SELECTED PASSAGE:
It contains all that is necessary in order to acquire the broad outlines of the language; but it contains no more, that an abundance of detail may not encumber the first and most difficult steps of the beginner.

It observes an arrangement so strictly systematic and graduated, that it may, or rather must, be followed, closely and steadily, from section to section; and it absolutely refrains from irregular anticipations, so that the learner may be enabled, almost spontaneously, to understand the character and organism of the language. In this respect, we hope that the study of Hebrew, like that of the classical languages, will be found to subserve one of the highest ends of education-the logical training of the reflective powers, and to partake, in some measure, of the strictness of mathematical sequence. This method of treatment is, indeed, more especially favoured by the wonderful consistency of Hebrew inflection, but it is, to a certain extent, also applicable to the Syntax, which, however simple and rudimentary, is so distinctly pervaded by unity of principle that it would be difficult to separate the general laws on which the structure of the language rests, from the individual modes of expression, which follow from those laws by the easiest deductions. The Syntax has, therefore, almost completely been included in this introductory volume.

We have thus tried to simplify the subject matter without curtailing its dimensions, and stating the rules with the utmost plainness, to meet the capacities of the youngest beginner, without repelling students of maturer years or more advanced attainments.

DATA EXTRACT:
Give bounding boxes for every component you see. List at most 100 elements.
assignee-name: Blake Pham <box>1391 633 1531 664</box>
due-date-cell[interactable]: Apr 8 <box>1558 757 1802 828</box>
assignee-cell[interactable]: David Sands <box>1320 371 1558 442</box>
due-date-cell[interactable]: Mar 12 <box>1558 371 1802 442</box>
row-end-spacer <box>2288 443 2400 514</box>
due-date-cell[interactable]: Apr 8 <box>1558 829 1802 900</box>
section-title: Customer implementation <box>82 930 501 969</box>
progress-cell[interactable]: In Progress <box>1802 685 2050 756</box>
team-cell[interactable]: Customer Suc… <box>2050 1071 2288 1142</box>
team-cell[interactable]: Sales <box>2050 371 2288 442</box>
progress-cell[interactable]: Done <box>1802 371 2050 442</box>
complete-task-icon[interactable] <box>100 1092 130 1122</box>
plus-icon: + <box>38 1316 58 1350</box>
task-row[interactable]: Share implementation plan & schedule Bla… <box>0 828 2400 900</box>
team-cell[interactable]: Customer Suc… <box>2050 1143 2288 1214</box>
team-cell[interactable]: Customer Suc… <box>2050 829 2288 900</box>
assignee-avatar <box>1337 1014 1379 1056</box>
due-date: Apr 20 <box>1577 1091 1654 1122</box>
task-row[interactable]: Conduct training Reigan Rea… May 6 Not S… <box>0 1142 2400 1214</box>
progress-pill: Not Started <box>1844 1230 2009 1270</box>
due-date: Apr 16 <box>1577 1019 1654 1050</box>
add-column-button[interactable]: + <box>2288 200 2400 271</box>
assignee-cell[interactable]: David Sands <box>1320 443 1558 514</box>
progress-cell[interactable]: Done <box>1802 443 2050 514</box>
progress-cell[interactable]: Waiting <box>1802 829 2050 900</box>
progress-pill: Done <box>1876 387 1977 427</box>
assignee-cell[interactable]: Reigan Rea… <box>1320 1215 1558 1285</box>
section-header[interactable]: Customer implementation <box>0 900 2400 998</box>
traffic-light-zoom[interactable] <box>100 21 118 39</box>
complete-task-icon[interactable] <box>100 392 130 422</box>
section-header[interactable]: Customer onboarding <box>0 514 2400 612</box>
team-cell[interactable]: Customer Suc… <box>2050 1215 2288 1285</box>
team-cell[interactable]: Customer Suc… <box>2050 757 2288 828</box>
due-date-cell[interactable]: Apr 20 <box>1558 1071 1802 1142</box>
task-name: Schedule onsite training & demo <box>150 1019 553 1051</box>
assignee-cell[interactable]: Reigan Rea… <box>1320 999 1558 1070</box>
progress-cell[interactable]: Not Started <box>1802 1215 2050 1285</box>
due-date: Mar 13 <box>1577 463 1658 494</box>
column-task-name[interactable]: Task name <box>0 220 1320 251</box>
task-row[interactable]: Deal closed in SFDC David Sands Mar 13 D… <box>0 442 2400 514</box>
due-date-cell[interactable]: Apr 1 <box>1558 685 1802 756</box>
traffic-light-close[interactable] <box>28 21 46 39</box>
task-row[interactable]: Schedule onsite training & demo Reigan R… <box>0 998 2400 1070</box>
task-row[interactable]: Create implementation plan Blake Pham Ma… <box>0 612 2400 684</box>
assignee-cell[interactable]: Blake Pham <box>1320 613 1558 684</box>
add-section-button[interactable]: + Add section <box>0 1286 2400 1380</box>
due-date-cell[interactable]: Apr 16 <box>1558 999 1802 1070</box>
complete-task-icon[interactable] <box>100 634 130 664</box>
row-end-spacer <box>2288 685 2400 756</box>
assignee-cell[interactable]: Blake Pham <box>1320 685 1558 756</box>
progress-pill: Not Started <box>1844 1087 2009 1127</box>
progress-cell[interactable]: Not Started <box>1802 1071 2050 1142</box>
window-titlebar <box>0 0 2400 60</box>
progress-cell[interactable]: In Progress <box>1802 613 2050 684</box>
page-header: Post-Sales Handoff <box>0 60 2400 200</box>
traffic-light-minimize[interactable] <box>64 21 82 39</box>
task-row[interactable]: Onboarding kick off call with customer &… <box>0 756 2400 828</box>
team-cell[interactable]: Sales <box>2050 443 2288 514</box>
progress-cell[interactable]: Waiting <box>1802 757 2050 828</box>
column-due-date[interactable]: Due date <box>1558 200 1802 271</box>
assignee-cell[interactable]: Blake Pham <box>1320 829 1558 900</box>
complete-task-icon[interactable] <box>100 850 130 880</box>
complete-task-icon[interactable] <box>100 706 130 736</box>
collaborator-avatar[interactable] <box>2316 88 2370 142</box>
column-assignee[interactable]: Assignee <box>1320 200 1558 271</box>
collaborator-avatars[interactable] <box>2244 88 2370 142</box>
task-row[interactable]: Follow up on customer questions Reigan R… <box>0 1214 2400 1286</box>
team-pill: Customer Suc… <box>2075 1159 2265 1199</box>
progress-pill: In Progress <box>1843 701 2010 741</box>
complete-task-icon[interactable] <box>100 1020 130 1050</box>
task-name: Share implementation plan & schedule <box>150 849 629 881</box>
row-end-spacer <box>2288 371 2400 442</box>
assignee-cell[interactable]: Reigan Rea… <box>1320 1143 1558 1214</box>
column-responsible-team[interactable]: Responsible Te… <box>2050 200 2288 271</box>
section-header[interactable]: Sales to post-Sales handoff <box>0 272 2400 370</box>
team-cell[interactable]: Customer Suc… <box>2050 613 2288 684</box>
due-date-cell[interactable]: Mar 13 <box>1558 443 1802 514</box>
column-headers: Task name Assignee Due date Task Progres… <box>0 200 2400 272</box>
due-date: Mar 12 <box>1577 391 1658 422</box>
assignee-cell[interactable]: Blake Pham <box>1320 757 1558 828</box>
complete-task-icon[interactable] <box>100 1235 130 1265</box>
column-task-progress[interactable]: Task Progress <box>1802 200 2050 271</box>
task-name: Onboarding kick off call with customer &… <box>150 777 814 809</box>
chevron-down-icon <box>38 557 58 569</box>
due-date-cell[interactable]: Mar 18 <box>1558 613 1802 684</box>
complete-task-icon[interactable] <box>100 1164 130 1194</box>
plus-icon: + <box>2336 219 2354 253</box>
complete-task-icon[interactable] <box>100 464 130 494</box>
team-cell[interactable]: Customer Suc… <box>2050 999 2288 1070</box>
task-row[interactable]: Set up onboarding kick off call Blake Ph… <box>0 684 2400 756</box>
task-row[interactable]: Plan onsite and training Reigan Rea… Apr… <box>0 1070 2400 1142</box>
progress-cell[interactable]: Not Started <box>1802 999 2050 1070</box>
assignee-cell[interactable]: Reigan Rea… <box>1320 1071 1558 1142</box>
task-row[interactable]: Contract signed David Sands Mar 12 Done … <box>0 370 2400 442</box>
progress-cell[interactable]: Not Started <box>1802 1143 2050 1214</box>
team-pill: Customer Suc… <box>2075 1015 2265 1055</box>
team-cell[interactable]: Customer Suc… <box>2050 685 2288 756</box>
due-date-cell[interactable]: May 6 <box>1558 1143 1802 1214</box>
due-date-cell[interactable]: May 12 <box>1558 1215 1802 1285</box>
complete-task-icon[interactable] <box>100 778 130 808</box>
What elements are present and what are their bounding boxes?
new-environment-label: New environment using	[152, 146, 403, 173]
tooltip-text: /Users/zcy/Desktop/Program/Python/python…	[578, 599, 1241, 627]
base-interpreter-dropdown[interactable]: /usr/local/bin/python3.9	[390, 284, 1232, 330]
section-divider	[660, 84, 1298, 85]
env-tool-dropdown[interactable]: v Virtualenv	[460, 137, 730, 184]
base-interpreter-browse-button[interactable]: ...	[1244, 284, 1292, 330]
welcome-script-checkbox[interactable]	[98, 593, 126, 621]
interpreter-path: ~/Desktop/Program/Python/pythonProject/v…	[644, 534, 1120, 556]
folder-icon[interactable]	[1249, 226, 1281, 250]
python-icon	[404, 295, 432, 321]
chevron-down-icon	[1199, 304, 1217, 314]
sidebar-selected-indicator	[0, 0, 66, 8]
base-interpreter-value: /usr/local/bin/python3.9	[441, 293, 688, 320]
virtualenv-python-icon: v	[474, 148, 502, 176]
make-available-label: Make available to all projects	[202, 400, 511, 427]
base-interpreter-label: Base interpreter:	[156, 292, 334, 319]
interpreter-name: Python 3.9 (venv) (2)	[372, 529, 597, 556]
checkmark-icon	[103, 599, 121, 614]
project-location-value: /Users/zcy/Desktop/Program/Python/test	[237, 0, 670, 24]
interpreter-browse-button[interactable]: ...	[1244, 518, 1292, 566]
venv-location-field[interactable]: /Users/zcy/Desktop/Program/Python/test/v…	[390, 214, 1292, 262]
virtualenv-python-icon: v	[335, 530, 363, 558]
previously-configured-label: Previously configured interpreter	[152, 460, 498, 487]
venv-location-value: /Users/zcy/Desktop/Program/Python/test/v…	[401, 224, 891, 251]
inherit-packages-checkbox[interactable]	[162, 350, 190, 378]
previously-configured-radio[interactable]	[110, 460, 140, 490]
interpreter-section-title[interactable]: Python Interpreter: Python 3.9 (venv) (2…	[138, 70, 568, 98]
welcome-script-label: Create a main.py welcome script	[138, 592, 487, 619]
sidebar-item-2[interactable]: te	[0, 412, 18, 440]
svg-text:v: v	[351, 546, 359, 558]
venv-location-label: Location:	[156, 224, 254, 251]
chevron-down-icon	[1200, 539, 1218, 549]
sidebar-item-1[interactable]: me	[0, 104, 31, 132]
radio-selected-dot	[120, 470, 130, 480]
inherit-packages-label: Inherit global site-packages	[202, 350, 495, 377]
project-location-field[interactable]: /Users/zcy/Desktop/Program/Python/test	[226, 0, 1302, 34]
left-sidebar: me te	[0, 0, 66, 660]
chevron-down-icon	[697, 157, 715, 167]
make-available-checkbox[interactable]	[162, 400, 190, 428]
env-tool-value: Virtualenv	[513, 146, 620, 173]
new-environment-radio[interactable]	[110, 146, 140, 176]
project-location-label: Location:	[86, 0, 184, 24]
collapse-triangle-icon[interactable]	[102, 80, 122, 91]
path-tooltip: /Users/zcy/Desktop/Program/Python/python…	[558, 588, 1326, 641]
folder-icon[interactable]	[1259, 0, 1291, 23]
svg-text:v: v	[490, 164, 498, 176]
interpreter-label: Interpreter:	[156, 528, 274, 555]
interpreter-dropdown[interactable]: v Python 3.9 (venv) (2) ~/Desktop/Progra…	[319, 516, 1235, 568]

AIM OF THE TASK: In the passage on learning Hebrew, what has almost completely been included in the introductory volume? Please answer in a few words.

SOLUTION: The Syntax.